▶
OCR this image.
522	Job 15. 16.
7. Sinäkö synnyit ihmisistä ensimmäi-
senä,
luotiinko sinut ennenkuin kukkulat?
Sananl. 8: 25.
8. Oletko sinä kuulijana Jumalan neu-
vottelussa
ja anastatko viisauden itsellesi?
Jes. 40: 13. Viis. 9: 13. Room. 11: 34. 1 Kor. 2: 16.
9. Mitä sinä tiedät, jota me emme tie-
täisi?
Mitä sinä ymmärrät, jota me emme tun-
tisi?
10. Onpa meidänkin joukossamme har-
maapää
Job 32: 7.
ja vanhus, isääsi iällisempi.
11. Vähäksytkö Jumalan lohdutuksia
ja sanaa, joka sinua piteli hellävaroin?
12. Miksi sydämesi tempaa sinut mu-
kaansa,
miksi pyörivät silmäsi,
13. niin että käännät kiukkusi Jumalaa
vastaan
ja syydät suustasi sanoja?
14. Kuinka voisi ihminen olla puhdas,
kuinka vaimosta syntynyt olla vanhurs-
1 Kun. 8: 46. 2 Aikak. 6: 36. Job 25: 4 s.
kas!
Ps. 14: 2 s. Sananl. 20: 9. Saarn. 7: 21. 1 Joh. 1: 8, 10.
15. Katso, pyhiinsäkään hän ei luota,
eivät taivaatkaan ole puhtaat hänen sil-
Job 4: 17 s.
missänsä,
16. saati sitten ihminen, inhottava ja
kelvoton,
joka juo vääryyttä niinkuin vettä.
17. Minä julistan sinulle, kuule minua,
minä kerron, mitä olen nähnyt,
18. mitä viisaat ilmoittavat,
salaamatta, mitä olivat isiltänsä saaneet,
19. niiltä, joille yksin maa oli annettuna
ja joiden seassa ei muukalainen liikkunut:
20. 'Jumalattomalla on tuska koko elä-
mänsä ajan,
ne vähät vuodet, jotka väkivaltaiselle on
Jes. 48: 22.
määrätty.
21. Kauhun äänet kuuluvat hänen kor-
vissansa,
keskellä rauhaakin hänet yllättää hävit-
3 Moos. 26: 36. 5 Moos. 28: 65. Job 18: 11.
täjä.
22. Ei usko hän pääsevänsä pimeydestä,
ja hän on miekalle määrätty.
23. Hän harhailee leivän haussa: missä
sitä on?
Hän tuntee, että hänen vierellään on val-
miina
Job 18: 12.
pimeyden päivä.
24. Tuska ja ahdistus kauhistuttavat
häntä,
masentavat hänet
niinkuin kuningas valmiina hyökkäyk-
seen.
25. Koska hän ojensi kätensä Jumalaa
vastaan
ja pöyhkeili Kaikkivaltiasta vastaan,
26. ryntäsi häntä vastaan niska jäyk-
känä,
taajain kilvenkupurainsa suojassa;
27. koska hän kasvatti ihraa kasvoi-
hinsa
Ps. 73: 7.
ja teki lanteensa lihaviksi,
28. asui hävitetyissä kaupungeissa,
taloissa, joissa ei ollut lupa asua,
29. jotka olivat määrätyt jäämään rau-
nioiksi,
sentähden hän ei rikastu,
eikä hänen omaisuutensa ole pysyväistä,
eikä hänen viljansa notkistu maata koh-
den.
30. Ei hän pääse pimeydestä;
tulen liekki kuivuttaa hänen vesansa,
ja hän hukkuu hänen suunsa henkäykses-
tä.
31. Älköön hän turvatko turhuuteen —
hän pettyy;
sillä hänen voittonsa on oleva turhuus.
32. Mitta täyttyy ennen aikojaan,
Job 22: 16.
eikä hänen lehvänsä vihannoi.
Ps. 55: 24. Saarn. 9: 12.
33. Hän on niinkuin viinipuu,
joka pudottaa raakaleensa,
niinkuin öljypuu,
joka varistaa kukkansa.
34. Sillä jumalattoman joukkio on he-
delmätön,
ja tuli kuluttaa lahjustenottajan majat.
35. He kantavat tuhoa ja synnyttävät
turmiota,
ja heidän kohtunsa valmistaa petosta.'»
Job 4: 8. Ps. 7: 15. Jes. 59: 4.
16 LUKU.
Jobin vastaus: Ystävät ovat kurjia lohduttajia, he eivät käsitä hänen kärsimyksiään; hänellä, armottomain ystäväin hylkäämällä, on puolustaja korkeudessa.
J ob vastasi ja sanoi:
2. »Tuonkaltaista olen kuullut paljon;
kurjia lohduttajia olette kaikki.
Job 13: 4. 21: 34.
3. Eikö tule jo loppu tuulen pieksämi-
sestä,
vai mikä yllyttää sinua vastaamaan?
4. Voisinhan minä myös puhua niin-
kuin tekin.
◀
** Prompt **
Check each line of the records for the word "Saarn" and extract those that contain it.

** Exercise result **
Ps. 14: 2 s. Sananl. 20: 9. Saarn. 7: 21. 1 Joh. 1: 8, 10.
Ps. 55: 24. Saarn. 9: 12.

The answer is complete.